Collected data entries:

====

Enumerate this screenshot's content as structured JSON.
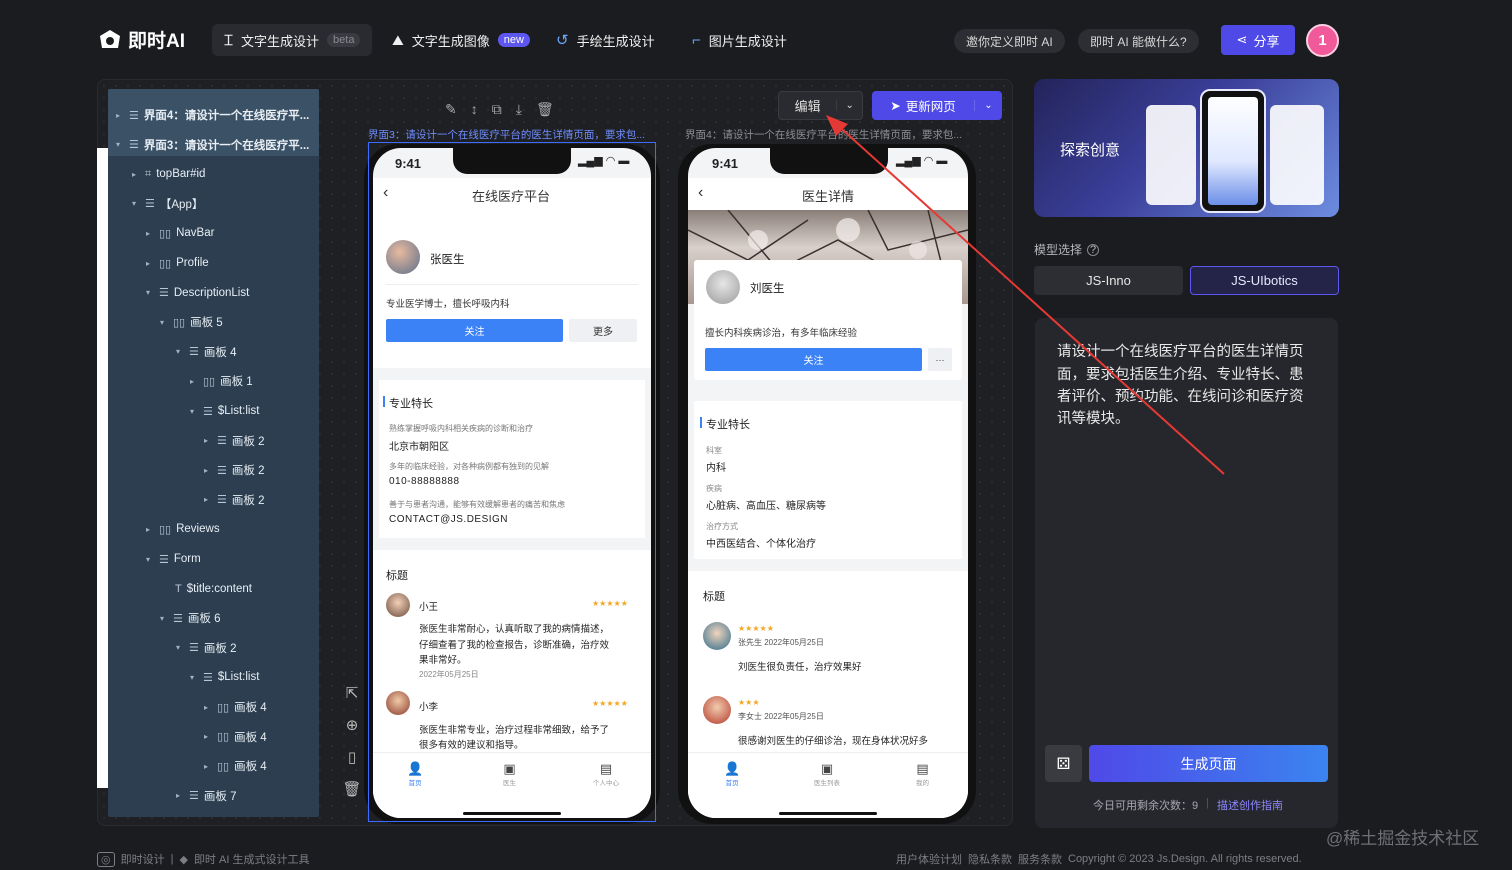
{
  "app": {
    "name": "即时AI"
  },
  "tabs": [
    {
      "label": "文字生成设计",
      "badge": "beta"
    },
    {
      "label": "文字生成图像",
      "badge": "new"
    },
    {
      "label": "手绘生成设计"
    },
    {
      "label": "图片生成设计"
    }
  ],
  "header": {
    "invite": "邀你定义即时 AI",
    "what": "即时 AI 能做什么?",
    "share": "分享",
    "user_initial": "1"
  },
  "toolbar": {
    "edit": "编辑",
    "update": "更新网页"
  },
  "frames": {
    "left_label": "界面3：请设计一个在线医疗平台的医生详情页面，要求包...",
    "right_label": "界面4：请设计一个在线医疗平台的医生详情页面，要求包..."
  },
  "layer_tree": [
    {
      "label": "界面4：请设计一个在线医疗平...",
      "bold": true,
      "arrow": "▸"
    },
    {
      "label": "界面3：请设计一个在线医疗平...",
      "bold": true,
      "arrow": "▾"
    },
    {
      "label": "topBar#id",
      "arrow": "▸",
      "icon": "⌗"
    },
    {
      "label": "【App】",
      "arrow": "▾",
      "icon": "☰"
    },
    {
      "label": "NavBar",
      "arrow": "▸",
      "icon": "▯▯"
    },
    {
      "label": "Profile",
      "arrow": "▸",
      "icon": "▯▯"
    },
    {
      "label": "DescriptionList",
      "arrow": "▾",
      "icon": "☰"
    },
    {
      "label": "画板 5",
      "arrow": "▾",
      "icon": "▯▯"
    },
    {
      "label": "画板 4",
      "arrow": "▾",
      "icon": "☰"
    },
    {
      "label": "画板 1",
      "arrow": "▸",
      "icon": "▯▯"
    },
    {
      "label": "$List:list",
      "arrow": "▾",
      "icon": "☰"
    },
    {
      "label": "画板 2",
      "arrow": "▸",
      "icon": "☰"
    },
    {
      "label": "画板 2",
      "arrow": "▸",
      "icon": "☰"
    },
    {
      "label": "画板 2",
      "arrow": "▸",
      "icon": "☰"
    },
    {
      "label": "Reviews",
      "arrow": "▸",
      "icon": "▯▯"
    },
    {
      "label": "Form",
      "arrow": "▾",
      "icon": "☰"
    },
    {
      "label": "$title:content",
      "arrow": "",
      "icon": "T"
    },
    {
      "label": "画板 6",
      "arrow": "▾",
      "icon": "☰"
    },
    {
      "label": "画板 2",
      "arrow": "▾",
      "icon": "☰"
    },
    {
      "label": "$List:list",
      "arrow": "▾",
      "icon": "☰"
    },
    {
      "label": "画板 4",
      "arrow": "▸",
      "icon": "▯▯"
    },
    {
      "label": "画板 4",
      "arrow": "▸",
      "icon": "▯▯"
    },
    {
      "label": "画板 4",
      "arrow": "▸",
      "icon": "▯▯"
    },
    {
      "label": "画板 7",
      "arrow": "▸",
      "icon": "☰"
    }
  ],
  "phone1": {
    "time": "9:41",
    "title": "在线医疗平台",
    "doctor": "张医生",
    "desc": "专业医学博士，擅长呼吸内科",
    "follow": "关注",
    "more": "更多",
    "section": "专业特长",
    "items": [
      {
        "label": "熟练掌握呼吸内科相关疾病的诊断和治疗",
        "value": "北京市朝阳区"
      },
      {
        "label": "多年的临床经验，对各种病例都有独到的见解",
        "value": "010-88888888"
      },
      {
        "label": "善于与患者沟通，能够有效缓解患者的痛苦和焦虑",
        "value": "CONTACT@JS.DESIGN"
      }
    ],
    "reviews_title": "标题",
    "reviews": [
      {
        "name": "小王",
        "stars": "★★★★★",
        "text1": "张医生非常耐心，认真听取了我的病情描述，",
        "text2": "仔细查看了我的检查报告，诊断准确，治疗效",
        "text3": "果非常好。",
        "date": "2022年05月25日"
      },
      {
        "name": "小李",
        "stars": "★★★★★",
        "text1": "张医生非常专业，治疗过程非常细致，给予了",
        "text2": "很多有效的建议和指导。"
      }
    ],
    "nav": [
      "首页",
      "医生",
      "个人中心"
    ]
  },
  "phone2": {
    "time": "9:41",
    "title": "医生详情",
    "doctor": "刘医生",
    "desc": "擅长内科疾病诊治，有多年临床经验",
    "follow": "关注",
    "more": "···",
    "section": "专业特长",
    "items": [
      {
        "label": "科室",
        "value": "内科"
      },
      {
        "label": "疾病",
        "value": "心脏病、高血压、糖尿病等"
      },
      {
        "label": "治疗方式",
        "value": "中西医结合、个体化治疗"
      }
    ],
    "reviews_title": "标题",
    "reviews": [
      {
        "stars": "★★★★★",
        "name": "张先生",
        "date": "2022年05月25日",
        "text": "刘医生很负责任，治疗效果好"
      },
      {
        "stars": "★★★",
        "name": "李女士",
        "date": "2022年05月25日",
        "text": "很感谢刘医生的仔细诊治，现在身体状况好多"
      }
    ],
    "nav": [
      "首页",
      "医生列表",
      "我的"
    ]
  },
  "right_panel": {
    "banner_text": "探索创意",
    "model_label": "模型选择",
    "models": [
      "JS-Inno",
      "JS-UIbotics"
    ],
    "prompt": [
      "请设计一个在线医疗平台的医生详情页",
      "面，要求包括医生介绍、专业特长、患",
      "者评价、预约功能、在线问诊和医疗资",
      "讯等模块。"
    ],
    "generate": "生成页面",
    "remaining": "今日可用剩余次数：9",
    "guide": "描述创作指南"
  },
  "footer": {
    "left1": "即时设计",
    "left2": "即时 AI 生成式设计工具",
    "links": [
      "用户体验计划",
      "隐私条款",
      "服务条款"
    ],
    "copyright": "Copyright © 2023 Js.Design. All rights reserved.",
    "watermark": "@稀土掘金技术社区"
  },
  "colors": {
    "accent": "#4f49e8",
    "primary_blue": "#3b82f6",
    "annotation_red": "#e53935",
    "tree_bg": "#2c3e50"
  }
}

====

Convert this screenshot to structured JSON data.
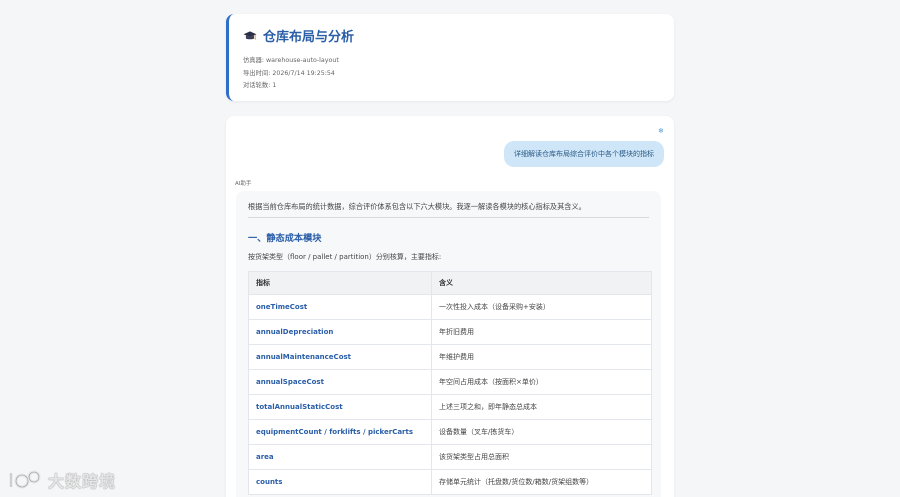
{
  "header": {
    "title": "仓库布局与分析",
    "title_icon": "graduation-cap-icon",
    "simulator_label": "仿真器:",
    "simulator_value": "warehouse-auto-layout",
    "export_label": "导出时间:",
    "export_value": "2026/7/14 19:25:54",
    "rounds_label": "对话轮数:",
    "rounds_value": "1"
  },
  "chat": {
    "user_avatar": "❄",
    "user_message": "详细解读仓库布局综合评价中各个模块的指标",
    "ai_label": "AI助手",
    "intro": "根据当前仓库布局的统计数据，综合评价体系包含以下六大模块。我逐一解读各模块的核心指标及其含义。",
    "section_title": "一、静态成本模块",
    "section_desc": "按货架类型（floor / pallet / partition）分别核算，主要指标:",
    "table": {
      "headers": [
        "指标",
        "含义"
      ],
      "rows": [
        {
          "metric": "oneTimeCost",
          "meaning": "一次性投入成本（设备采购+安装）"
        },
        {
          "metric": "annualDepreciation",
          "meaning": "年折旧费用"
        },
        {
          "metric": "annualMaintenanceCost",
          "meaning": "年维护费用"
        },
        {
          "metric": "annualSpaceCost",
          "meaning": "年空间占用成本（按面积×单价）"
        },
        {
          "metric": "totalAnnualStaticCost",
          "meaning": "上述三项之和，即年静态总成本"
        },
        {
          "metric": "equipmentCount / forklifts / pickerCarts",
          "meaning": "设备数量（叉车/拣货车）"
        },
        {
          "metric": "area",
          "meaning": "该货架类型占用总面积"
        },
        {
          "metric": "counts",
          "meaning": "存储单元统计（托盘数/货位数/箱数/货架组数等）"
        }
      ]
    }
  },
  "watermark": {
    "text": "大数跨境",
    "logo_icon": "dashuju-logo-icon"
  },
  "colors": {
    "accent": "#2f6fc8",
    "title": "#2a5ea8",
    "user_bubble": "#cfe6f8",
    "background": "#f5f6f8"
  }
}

====

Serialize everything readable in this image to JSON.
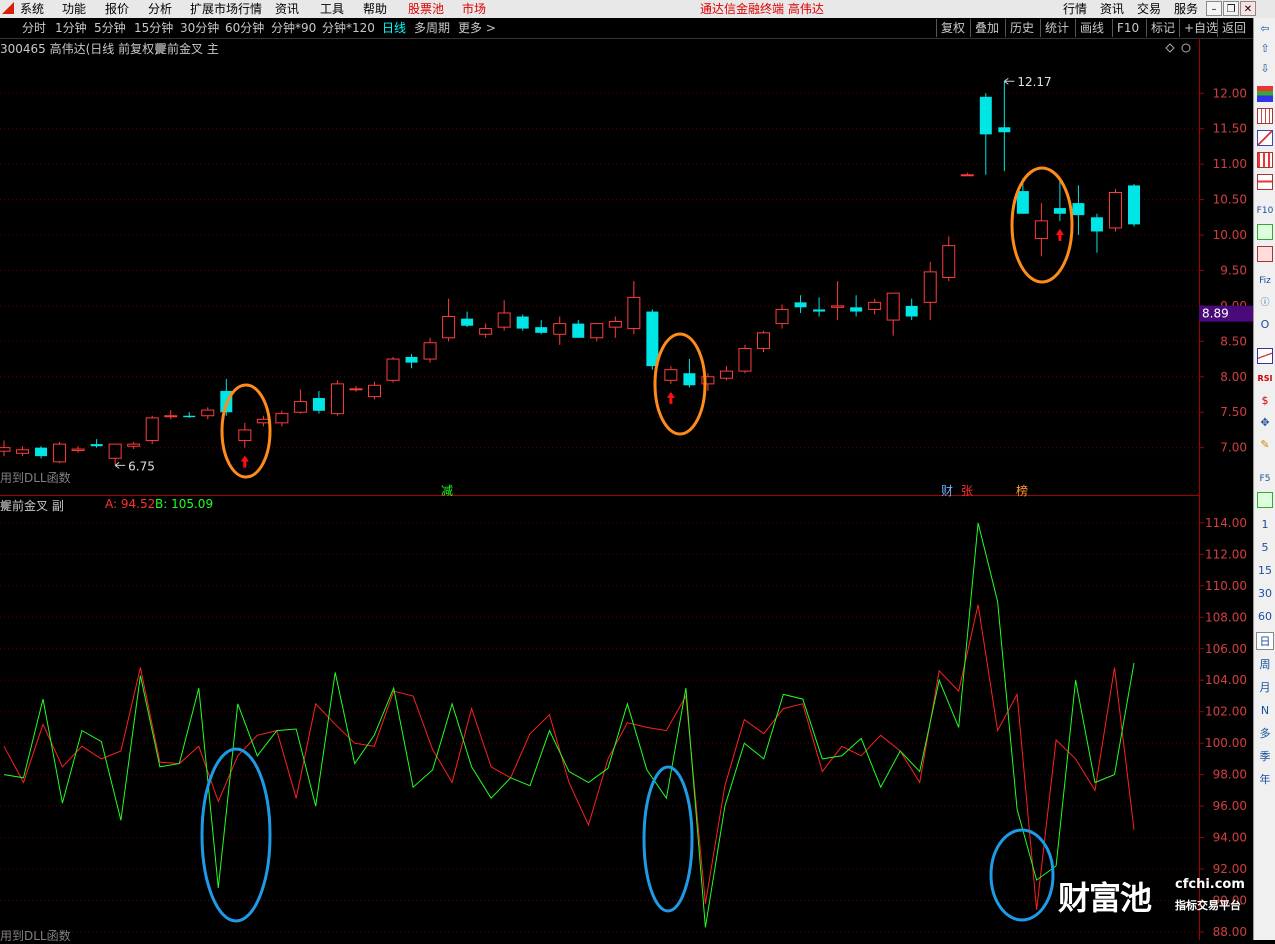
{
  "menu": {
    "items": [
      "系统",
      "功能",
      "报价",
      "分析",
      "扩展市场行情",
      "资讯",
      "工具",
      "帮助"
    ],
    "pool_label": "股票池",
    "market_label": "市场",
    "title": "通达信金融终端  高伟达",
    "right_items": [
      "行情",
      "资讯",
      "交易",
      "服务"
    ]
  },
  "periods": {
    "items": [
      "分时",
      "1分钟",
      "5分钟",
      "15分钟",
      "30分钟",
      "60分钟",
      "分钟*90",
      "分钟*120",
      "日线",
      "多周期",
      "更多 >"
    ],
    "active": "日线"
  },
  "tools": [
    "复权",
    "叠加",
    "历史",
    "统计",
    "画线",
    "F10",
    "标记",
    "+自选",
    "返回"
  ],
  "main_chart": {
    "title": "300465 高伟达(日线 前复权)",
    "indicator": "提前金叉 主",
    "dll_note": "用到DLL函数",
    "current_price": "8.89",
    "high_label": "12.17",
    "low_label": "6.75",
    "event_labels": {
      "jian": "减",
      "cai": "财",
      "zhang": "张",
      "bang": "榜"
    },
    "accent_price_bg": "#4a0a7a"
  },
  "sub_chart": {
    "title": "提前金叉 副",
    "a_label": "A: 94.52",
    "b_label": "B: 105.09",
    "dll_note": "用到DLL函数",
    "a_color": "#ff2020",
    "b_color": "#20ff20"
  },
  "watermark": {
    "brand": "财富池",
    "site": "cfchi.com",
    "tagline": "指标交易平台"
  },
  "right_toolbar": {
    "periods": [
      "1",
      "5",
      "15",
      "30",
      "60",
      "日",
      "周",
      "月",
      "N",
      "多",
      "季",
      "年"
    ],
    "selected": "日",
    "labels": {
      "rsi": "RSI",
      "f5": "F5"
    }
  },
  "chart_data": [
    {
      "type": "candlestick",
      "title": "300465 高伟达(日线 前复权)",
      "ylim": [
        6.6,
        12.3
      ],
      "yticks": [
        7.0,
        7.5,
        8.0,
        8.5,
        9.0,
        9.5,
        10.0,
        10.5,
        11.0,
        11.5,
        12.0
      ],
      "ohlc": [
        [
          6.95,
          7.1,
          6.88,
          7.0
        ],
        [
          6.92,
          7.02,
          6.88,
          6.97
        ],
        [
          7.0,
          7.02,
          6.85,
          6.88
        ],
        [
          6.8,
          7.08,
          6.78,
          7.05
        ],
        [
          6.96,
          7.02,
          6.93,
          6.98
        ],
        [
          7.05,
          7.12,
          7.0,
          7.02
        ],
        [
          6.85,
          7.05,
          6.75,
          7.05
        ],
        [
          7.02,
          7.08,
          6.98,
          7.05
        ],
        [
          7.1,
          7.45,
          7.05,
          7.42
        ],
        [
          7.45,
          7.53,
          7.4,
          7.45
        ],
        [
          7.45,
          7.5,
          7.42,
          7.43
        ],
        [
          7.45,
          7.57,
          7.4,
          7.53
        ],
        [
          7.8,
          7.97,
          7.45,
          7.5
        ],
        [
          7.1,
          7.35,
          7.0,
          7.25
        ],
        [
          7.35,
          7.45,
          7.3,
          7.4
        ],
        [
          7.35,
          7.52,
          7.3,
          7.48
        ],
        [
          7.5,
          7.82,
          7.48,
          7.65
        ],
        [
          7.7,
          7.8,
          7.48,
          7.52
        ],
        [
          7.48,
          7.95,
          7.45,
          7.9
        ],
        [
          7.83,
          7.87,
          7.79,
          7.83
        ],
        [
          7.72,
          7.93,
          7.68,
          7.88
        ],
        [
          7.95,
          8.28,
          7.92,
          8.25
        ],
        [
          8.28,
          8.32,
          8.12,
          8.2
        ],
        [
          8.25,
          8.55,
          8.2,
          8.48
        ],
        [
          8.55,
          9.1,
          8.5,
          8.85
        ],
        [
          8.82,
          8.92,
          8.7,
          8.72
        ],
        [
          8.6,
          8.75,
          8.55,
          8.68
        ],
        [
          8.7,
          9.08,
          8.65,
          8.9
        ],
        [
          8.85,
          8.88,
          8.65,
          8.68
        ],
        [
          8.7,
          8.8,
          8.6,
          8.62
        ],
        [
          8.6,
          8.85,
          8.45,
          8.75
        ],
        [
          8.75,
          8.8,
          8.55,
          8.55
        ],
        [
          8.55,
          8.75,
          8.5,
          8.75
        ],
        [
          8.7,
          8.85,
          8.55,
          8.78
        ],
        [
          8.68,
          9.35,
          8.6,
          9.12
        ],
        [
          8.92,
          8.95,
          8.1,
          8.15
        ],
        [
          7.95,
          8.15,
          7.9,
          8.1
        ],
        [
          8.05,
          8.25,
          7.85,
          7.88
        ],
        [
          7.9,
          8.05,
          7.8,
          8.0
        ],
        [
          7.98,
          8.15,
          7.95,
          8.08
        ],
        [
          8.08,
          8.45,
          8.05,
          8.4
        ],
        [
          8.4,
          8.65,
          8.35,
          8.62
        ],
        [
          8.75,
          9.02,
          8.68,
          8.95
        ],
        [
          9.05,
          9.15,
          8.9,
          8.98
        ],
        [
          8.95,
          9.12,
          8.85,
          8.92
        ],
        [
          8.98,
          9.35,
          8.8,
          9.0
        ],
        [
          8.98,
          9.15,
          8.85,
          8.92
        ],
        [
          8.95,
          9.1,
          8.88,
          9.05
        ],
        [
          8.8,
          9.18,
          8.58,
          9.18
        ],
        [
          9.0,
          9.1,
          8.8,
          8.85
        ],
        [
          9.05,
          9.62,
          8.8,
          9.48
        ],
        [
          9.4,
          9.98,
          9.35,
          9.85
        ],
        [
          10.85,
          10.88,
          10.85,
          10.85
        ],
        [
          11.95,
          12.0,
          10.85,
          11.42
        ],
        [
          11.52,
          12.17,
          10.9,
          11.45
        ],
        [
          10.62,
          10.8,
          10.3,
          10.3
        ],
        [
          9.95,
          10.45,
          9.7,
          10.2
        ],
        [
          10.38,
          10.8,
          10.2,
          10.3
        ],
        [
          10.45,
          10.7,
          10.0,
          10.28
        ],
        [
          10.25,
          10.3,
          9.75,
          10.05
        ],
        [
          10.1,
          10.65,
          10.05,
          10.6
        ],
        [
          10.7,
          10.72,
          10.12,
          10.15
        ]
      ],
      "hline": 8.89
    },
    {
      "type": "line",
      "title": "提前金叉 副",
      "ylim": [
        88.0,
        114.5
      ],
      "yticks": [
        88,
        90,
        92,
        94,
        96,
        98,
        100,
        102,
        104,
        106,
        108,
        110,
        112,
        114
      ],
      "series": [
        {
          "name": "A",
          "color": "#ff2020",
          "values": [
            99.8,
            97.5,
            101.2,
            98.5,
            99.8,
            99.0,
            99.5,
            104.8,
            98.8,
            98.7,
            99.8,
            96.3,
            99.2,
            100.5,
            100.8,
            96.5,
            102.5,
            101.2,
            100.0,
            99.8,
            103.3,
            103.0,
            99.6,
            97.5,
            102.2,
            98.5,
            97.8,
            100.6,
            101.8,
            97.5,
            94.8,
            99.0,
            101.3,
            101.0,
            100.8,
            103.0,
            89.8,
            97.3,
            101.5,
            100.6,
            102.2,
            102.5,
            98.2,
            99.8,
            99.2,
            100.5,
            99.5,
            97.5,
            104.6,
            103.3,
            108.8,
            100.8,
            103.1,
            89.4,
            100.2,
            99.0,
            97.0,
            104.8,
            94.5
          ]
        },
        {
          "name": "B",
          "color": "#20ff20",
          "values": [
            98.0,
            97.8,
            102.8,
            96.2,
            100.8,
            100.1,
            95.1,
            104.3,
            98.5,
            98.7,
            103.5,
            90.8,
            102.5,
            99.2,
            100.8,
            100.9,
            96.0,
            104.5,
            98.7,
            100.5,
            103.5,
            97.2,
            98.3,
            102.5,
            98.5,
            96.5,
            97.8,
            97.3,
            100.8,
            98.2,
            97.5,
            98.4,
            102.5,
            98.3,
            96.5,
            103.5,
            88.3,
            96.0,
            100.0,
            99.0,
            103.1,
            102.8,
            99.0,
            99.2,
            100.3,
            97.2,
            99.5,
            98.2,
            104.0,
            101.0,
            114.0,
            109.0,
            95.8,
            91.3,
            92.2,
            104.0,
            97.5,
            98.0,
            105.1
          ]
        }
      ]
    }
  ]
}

====

WORK TO DO:
From the entries above, select each line containing the string "screenshot".

REPLY TO THE EXERCISE:
Enumerate this screenshot's content as structured JSON.
Convert this screenshot to structured JSON data.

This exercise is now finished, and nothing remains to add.